Which lines hold the word "this"? Show each of them.

___ INFORMATION PROVIDED ___

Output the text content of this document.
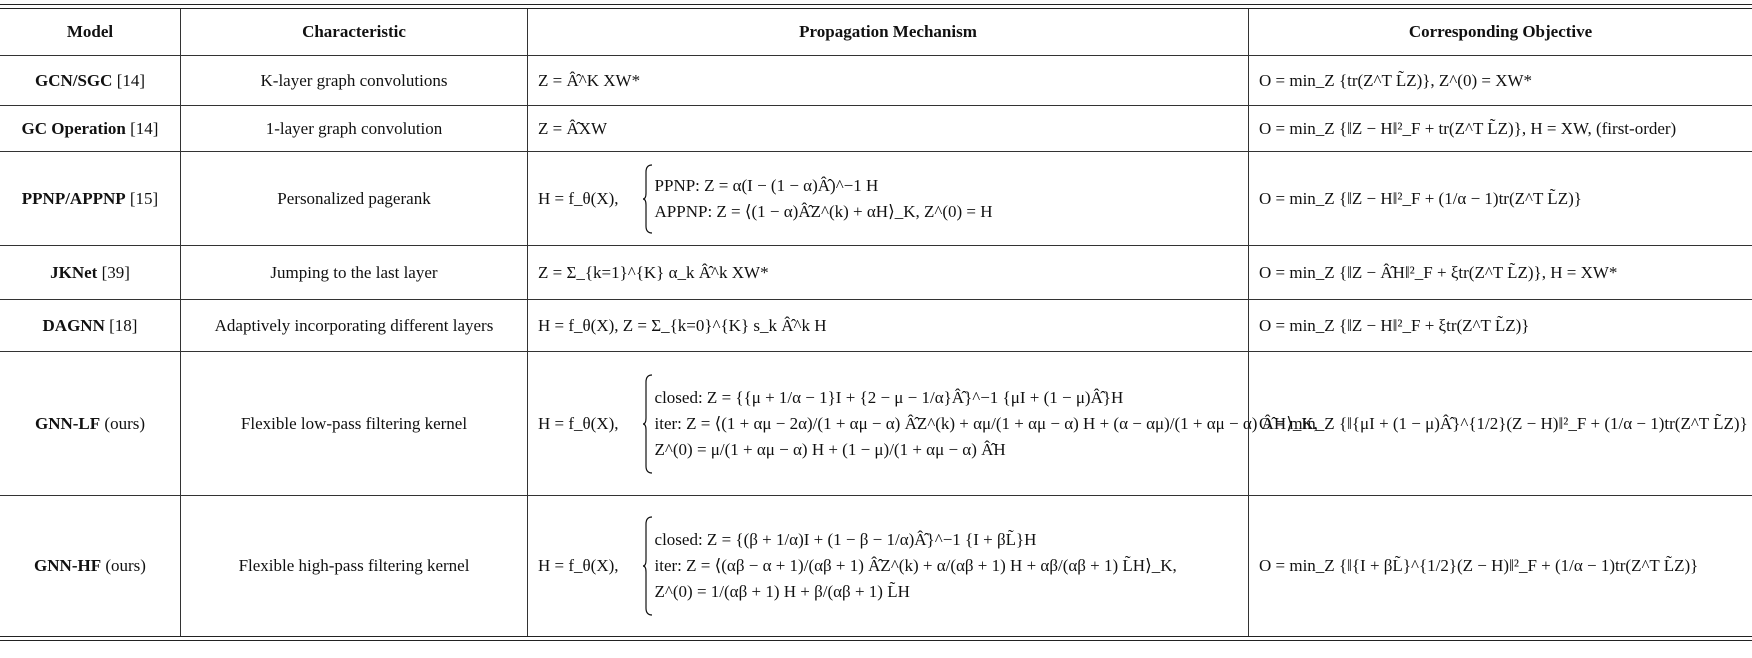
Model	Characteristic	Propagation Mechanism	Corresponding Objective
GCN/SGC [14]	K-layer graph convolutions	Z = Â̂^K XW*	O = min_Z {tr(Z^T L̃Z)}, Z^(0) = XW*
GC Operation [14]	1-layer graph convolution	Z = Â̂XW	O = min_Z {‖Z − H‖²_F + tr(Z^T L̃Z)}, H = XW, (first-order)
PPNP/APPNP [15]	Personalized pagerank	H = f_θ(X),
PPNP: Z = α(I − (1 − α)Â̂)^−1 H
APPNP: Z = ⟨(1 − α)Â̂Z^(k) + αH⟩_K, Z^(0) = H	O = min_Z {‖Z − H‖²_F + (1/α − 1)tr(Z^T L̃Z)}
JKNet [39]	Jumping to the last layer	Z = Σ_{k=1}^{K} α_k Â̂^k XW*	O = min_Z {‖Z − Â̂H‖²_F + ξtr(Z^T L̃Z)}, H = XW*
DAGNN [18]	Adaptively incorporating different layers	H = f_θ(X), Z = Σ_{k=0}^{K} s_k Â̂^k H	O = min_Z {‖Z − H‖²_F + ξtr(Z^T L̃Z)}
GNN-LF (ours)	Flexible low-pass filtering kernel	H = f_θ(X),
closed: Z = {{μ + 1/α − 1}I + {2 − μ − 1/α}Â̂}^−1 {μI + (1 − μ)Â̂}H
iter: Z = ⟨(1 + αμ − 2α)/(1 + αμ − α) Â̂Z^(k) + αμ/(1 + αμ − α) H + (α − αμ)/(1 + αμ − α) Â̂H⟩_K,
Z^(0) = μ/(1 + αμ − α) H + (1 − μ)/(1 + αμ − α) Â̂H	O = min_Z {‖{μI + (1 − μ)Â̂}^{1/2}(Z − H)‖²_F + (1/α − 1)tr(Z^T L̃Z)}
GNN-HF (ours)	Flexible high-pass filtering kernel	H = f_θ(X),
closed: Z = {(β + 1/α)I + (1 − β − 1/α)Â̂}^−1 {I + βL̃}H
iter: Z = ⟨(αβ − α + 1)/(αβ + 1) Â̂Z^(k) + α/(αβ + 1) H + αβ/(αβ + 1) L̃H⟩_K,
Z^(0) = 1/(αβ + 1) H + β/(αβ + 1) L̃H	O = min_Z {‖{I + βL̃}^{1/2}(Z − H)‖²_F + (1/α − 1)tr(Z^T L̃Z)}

___
___ INFORMATION PROVIDED ___

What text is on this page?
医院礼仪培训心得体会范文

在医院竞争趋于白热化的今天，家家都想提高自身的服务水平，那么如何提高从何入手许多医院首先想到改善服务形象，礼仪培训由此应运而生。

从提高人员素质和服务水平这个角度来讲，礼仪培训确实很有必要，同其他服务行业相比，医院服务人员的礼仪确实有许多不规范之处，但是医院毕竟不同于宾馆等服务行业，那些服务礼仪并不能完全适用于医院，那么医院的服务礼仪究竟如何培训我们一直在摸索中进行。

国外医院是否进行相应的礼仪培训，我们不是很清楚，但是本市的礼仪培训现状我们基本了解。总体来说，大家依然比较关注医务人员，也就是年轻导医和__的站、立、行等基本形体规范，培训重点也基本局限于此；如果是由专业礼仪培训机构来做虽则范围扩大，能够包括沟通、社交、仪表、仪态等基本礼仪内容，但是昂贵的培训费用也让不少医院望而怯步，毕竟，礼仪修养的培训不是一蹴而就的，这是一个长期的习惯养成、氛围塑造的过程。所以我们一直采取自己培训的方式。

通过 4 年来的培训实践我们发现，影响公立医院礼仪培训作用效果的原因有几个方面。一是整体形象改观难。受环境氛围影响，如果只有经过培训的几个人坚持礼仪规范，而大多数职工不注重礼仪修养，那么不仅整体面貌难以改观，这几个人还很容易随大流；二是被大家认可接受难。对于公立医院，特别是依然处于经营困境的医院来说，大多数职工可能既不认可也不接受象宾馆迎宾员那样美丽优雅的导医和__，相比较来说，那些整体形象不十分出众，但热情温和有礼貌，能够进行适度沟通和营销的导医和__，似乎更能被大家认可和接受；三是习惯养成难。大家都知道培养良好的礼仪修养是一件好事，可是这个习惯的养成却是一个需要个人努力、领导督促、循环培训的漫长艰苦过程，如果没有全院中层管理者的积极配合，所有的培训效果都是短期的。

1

___

→ **SOLUTION BELOW**:
Output the text content of this document.
What text is on this page?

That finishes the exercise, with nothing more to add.